-- Start --

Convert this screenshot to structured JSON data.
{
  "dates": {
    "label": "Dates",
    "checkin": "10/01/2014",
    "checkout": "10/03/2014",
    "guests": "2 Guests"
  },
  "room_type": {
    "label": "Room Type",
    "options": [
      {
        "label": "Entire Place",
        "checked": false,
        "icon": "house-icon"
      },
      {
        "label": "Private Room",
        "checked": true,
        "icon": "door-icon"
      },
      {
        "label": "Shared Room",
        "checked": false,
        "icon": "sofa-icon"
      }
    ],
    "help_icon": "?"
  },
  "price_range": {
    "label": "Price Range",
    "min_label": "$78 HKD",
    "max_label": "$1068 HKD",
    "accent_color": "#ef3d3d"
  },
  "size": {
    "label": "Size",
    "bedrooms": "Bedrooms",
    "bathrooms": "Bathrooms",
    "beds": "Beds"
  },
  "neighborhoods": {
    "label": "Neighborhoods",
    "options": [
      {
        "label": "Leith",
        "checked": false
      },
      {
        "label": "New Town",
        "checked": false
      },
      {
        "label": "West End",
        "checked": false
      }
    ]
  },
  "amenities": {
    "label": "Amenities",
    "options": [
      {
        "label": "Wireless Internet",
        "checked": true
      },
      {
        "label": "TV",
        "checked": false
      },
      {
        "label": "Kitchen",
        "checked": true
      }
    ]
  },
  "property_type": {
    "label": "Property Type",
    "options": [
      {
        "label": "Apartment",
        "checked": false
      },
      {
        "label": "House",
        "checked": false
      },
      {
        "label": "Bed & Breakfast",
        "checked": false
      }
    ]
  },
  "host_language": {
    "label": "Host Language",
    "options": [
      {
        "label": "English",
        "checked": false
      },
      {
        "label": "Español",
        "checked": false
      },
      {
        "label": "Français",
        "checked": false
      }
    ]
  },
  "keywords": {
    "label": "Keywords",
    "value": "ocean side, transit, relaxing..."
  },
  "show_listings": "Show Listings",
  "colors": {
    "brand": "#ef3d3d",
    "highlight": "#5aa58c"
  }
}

-- End --

**Stated exercise**
Return all of the data precisely as it appears.

**Worked solution**
Convert this screenshot to structured JSON data.
{
  "dates": {
    "label": "Dates",
    "checkin": "10/01/2014",
    "checkout": "10/03/2014",
    "guests": "2 Guests"
  },
  "room_type": {
    "label": "Room Type",
    "options": [
      {
        "label": "Entire Place",
        "checked": false,
        "icon": "house-icon"
      },
      {
        "label": "Private Room",
        "checked": true,
        "icon": "door-icon"
      },
      {
        "label": "Shared Room",
        "checked": false,
        "icon": "sofa-icon"
      }
    ],
    "help_icon": "?"
  },
  "price_range": {
    "label": "Price Range",
    "min_label": "$78 HKD",
    "max_label": "$1068 HKD",
    "accent_color": "#ef3d3d"
  },
  "size": {
    "label": "Size",
    "bedrooms": "Bedrooms",
    "bathrooms": "Bathrooms",
    "beds": "Beds"
  },
  "neighborhoods": {
    "label": "Neighborhoods",
    "options": [
      {
        "label": "Leith",
        "checked": false
      },
      {
        "label": "New Town",
        "checked": false
      },
      {
        "label": "West End",
        "checked": false
      }
    ]
  },
  "amenities": {
    "label": "Amenities",
    "options": [
      {
        "label": "Wireless Internet",
        "checked": true
      },
      {
        "label": "TV",
        "checked": false
      },
      {
        "label": "Kitchen",
        "checked": true
      }
    ]
  },
  "property_type": {
    "label": "Property Type",
    "options": [
      {
        "label": "Apartment",
        "checked": false
      },
      {
        "label": "House",
        "checked": false
      },
      {
        "label": "Bed & Breakfast",
        "checked": false
      }
    ]
  },
  "host_language": {
    "label": "Host Language",
    "options": [
      {
        "label": "English",
        "checked": false
      },
      {
        "label": "Español",
        "checked": false
      },
      {
        "label": "Français",
        "checked": false
      }
    ]
  },
  "keywords": {
    "label": "Keywords",
    "value": "ocean side, transit, relaxing..."
  },
  "show_listings": "Show Listings",
  "colors": {
    "brand": "#ef3d3d",
    "highlight": "#5aa58c"
  }
}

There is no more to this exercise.